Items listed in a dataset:

* begin *

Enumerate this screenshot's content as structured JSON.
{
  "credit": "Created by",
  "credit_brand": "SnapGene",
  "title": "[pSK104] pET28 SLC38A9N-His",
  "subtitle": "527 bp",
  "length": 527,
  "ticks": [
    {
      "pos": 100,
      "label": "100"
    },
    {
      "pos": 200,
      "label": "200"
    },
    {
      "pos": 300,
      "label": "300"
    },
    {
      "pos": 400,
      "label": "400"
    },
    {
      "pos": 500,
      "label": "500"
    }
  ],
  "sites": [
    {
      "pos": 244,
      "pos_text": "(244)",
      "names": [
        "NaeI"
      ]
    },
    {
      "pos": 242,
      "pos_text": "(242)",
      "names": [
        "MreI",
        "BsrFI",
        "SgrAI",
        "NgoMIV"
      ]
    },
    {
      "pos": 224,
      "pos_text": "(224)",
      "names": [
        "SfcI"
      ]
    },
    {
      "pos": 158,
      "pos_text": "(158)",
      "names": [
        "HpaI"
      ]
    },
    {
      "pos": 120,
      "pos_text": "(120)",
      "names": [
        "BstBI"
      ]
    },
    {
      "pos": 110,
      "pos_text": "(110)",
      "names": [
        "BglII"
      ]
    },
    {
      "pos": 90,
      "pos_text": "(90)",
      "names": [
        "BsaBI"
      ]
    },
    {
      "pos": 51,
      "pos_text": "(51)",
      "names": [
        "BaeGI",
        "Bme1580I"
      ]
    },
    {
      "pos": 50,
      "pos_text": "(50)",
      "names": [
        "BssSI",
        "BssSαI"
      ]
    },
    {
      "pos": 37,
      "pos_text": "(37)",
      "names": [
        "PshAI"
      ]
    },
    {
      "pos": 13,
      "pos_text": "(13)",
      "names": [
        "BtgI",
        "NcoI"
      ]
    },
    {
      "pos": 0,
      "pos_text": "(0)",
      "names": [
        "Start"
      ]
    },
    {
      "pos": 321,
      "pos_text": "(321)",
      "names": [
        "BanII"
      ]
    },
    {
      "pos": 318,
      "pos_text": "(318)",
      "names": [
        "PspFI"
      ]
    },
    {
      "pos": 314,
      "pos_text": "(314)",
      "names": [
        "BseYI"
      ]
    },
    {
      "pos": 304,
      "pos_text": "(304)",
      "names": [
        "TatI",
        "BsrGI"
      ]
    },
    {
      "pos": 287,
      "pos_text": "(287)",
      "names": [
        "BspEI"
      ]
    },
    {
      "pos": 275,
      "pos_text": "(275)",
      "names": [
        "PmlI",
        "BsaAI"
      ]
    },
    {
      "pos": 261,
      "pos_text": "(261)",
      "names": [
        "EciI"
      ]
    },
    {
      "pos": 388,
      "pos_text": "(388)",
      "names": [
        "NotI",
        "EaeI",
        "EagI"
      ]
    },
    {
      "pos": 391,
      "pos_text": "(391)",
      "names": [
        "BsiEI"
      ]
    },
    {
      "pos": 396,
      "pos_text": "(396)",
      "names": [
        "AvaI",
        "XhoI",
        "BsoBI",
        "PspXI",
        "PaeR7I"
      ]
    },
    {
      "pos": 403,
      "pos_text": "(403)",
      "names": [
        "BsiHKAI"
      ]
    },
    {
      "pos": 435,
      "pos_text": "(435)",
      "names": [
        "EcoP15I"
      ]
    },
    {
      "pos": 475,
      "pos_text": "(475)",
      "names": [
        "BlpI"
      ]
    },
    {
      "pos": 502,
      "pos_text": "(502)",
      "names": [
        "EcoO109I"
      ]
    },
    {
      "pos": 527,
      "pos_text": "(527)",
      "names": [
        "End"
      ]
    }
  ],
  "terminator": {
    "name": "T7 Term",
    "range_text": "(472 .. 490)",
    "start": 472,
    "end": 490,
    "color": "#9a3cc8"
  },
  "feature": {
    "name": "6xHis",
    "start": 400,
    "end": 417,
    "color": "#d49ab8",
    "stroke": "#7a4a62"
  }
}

* end *

Task description:
Output each entry precisely as given.

Task output:
Enumerate this screenshot's content as structured JSON.
{
  "credit": "Created by",
  "credit_brand": "SnapGene",
  "title": "[pSK104] pET28 SLC38A9N-His",
  "subtitle": "527 bp",
  "length": 527,
  "ticks": [
    {
      "pos": 100,
      "label": "100"
    },
    {
      "pos": 200,
      "label": "200"
    },
    {
      "pos": 300,
      "label": "300"
    },
    {
      "pos": 400,
      "label": "400"
    },
    {
      "pos": 500,
      "label": "500"
    }
  ],
  "sites": [
    {
      "pos": 244,
      "pos_text": "(244)",
      "names": [
        "NaeI"
      ]
    },
    {
      "pos": 242,
      "pos_text": "(242)",
      "names": [
        "MreI",
        "BsrFI",
        "SgrAI",
        "NgoMIV"
      ]
    },
    {
      "pos": 224,
      "pos_text": "(224)",
      "names": [
        "SfcI"
      ]
    },
    {
      "pos": 158,
      "pos_text": "(158)",
      "names": [
        "HpaI"
      ]
    },
    {
      "pos": 120,
      "pos_text": "(120)",
      "names": [
        "BstBI"
      ]
    },
    {
      "pos": 110,
      "pos_text": "(110)",
      "names": [
        "BglII"
      ]
    },
    {
      "pos": 90,
      "pos_text": "(90)",
      "names": [
        "BsaBI"
      ]
    },
    {
      "pos": 51,
      "pos_text": "(51)",
      "names": [
        "BaeGI",
        "Bme1580I"
      ]
    },
    {
      "pos": 50,
      "pos_text": "(50)",
      "names": [
        "BssSI",
        "BssSαI"
      ]
    },
    {
      "pos": 37,
      "pos_text": "(37)",
      "names": [
        "PshAI"
      ]
    },
    {
      "pos": 13,
      "pos_text": "(13)",
      "names": [
        "BtgI",
        "NcoI"
      ]
    },
    {
      "pos": 0,
      "pos_text": "(0)",
      "names": [
        "Start"
      ]
    },
    {
      "pos": 321,
      "pos_text": "(321)",
      "names": [
        "BanII"
      ]
    },
    {
      "pos": 318,
      "pos_text": "(318)",
      "names": [
        "PspFI"
      ]
    },
    {
      "pos": 314,
      "pos_text": "(314)",
      "names": [
        "BseYI"
      ]
    },
    {
      "pos": 304,
      "pos_text": "(304)",
      "names": [
        "TatI",
        "BsrGI"
      ]
    },
    {
      "pos": 287,
      "pos_text": "(287)",
      "names": [
        "BspEI"
      ]
    },
    {
      "pos": 275,
      "pos_text": "(275)",
      "names": [
        "PmlI",
        "BsaAI"
      ]
    },
    {
      "pos": 261,
      "pos_text": "(261)",
      "names": [
        "EciI"
      ]
    },
    {
      "pos": 388,
      "pos_text": "(388)",
      "names": [
        "NotI",
        "EaeI",
        "EagI"
      ]
    },
    {
      "pos": 391,
      "pos_text": "(391)",
      "names": [
        "BsiEI"
      ]
    },
    {
      "pos": 396,
      "pos_text": "(396)",
      "names": [
        "AvaI",
        "XhoI",
        "BsoBI",
        "PspXI",
        "PaeR7I"
      ]
    },
    {
      "pos": 403,
      "pos_text": "(403)",
      "names": [
        "BsiHKAI"
      ]
    },
    {
      "pos": 435,
      "pos_text": "(435)",
      "names": [
        "EcoP15I"
      ]
    },
    {
      "pos": 475,
      "pos_text": "(475)",
      "names": [
        "BlpI"
      ]
    },
    {
      "pos": 502,
      "pos_text": "(502)",
      "names": [
        "EcoO109I"
      ]
    },
    {
      "pos": 527,
      "pos_text": "(527)",
      "names": [
        "End"
      ]
    }
  ],
  "terminator": {
    "name": "T7 Term",
    "range_text": "(472 .. 490)",
    "start": 472,
    "end": 490,
    "color": "#9a3cc8"
  },
  "feature": {
    "name": "6xHis",
    "start": 400,
    "end": 417,
    "color": "#d49ab8",
    "stroke": "#7a4a62"
  }
}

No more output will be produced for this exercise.